WHAT IS BEING ASKED: List each line of the data that holds the string "Total".

------------------------------------

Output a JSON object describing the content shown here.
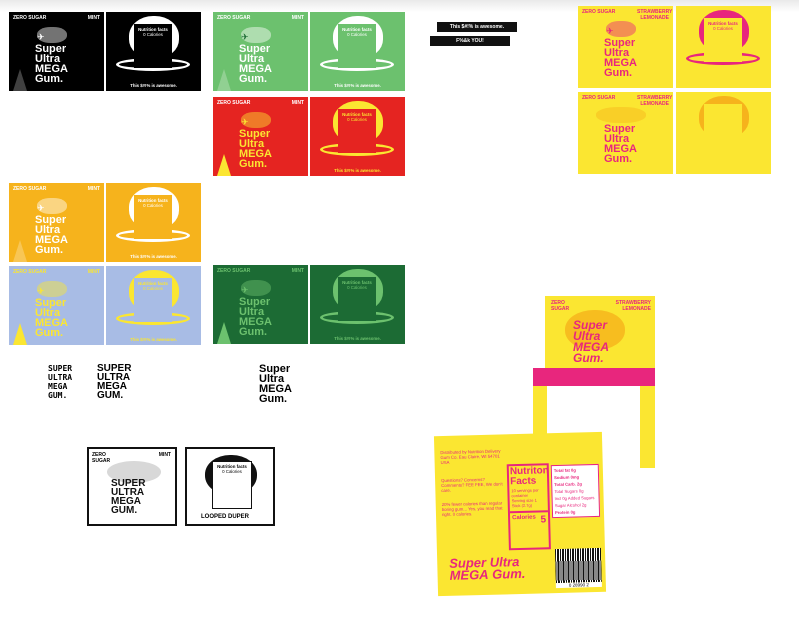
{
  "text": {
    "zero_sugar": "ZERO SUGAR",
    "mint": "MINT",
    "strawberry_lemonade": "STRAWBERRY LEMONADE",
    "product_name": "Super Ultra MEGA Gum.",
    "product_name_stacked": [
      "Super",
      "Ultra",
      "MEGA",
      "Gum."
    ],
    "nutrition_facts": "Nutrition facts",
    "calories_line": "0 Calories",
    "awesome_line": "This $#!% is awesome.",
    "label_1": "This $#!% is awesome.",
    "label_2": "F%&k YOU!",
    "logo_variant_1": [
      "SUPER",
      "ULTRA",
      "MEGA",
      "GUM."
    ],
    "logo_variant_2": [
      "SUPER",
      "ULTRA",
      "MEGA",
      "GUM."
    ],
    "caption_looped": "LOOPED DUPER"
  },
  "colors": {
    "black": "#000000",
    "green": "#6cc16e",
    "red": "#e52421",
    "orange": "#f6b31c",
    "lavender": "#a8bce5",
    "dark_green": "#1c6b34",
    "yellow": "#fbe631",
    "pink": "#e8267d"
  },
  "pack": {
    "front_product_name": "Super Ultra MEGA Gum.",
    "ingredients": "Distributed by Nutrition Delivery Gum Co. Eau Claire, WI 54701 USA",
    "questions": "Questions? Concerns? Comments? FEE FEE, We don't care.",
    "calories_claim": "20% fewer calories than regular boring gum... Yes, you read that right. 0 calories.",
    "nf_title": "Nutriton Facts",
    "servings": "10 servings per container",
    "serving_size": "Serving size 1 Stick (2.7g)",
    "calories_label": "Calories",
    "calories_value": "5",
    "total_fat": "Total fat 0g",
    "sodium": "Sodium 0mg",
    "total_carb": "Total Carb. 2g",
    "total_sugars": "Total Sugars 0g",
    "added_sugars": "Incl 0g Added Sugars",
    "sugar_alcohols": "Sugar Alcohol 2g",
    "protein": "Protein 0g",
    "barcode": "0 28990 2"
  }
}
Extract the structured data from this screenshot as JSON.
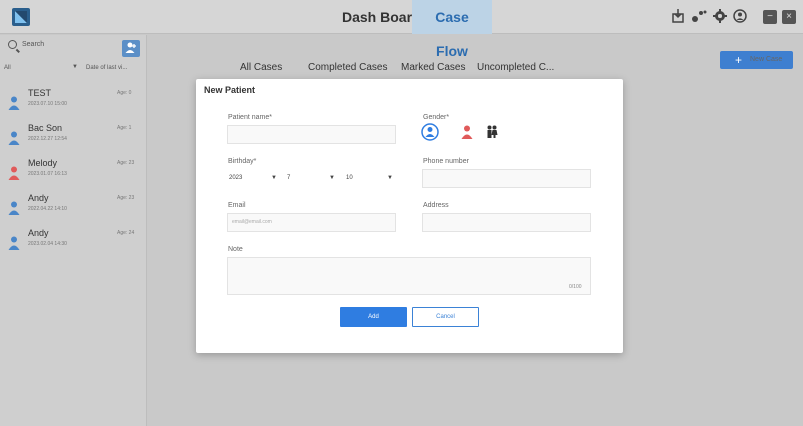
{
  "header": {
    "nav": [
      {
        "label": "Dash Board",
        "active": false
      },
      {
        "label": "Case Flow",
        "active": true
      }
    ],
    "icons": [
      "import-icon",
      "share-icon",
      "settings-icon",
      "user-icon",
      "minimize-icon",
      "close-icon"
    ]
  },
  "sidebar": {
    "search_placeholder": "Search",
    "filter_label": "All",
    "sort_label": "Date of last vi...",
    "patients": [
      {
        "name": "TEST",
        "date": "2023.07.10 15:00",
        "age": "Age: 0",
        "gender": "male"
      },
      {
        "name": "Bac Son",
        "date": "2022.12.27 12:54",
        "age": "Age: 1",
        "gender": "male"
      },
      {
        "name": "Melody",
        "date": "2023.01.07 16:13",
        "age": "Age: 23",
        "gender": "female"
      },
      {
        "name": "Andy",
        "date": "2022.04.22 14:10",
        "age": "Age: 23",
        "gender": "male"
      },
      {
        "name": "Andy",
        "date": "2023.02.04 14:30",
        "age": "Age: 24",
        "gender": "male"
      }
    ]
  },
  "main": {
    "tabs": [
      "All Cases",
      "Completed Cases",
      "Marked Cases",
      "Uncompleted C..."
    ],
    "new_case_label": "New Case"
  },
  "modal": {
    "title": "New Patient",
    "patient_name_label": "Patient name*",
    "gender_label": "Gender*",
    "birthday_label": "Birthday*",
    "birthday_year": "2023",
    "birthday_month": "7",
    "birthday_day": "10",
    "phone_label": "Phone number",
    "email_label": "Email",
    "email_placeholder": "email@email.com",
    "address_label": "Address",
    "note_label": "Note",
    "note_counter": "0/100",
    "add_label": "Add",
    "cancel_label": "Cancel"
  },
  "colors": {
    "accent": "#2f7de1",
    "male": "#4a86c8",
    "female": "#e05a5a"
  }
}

------------------------------------

EXERCISE RESPONSE:
    "total_fat": "Total fat 0g",
    "total_carb": "Total Carb. 2g",
    "total_sugars": "Total Sugars 0g",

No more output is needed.